### Problem to solve
Each line of the data that includes the string "Atten" is to be copied out.

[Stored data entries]
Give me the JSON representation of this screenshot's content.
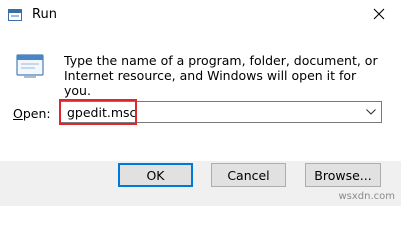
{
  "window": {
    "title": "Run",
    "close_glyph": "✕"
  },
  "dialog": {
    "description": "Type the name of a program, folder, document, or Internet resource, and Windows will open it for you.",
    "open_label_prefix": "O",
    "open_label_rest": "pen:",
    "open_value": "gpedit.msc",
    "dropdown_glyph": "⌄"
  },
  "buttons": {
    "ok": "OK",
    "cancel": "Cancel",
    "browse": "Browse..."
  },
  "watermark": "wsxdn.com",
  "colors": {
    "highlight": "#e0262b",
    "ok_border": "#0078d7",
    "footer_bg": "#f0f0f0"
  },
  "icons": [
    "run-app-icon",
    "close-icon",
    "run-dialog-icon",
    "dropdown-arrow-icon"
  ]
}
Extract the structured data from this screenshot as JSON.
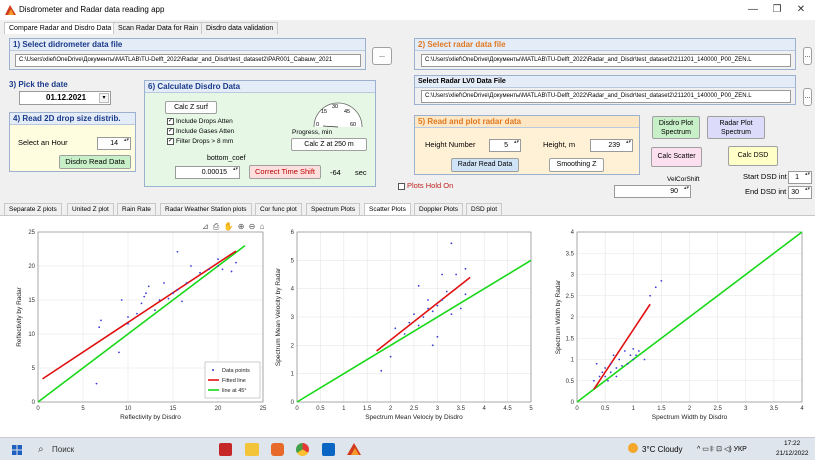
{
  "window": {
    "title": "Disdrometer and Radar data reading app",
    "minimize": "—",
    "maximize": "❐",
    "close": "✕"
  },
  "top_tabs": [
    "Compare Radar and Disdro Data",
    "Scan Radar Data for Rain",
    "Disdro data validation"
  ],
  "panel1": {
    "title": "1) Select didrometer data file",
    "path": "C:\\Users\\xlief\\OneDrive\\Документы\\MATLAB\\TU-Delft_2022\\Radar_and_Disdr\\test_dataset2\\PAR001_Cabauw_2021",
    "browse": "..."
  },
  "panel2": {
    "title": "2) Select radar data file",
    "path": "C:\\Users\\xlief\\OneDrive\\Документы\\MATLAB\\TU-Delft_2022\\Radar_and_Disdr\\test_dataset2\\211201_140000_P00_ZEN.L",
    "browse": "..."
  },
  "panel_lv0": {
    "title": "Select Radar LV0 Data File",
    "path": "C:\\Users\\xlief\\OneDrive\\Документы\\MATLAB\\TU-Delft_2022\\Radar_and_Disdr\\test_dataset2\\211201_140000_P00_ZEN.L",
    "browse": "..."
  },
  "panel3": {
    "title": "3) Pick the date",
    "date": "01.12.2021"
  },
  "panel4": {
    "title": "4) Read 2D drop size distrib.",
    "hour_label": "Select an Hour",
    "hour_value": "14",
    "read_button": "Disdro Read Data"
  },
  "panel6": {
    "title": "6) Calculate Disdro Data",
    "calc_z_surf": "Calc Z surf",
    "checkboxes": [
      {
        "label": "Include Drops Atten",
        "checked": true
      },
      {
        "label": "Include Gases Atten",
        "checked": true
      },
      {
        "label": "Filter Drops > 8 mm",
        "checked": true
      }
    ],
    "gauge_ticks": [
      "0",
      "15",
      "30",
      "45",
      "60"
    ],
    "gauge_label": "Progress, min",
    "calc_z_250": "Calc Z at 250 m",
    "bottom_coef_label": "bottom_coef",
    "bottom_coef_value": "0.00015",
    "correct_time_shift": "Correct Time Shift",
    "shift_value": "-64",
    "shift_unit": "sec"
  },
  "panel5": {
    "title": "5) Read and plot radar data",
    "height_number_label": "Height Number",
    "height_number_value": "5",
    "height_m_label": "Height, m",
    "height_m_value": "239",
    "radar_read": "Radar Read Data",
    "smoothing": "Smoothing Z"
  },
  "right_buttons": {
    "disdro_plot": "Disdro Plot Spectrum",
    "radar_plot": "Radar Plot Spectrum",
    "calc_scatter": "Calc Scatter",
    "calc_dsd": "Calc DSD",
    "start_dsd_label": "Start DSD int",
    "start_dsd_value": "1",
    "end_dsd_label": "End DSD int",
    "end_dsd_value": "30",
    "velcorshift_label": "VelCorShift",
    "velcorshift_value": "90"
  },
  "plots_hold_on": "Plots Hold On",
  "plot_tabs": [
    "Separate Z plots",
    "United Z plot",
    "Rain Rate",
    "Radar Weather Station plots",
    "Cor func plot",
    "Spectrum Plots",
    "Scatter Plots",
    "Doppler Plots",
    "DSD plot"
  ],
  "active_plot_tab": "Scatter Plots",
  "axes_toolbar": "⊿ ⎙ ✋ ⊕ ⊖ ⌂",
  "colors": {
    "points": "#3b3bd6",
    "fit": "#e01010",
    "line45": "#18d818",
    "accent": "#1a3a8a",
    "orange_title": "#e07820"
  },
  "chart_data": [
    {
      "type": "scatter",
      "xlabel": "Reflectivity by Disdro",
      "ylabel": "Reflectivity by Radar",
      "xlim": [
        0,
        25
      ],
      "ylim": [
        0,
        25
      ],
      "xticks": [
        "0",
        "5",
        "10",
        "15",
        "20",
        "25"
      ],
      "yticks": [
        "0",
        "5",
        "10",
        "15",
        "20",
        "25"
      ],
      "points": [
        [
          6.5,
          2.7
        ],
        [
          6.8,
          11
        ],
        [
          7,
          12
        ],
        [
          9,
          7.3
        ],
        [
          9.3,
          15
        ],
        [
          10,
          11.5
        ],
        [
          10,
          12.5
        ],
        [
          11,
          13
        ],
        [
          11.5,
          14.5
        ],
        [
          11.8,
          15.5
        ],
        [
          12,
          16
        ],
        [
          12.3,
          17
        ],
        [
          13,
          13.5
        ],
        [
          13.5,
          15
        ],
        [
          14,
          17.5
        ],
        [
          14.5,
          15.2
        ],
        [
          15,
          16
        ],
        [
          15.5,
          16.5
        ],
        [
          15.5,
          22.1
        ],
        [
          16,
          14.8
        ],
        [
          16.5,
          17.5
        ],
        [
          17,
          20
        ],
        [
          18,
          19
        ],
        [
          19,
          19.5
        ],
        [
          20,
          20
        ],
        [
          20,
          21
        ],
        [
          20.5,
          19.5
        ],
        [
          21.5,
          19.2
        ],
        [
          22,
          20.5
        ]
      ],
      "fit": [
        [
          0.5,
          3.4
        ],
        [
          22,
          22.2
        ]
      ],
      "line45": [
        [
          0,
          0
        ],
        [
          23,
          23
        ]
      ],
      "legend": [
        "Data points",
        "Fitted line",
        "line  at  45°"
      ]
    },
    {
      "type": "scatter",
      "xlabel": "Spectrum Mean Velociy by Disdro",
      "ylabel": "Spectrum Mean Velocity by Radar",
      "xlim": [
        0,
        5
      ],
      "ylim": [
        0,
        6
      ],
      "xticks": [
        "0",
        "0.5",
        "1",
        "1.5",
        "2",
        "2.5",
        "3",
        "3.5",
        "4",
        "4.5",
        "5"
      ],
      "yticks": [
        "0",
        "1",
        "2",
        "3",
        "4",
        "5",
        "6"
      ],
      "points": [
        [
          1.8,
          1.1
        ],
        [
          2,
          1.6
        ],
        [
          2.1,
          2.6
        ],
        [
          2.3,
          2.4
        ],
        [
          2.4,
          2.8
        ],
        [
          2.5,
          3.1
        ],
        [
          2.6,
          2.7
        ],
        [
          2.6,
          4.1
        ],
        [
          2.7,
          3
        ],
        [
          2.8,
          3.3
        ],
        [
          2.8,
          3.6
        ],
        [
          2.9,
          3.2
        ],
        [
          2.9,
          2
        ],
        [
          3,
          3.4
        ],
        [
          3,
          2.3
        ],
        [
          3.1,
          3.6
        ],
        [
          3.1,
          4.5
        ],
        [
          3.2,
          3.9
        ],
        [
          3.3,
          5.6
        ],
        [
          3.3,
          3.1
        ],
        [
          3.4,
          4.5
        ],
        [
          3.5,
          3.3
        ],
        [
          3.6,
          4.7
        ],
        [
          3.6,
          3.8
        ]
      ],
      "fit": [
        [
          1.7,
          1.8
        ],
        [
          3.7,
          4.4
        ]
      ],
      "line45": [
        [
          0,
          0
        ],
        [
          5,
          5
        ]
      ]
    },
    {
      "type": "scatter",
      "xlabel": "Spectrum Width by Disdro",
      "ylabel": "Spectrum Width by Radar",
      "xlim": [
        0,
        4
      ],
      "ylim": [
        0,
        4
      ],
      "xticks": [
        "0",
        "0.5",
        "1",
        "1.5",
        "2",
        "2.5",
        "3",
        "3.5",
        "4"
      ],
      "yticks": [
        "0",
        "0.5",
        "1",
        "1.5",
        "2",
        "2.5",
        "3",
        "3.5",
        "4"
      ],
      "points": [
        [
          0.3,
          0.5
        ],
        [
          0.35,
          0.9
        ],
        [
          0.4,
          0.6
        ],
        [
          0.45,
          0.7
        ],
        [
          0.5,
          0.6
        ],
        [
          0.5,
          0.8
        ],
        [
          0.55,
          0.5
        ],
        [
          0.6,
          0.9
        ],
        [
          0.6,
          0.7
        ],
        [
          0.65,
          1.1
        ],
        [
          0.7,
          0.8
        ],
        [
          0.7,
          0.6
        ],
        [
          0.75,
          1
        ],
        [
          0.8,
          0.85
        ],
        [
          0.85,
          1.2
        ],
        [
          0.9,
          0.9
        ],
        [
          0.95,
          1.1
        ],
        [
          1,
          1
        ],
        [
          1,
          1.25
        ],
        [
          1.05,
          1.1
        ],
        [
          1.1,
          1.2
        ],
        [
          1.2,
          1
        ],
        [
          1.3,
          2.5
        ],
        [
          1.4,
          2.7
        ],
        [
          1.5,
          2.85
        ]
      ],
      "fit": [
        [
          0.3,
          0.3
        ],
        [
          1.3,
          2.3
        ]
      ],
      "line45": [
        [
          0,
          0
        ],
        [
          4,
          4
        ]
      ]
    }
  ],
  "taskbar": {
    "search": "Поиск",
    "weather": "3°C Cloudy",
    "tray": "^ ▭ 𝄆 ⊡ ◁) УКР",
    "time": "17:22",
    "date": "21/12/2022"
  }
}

### Solution to the problem
        "label": "Include Drops Atten",
        "label": "Include Gases Atten",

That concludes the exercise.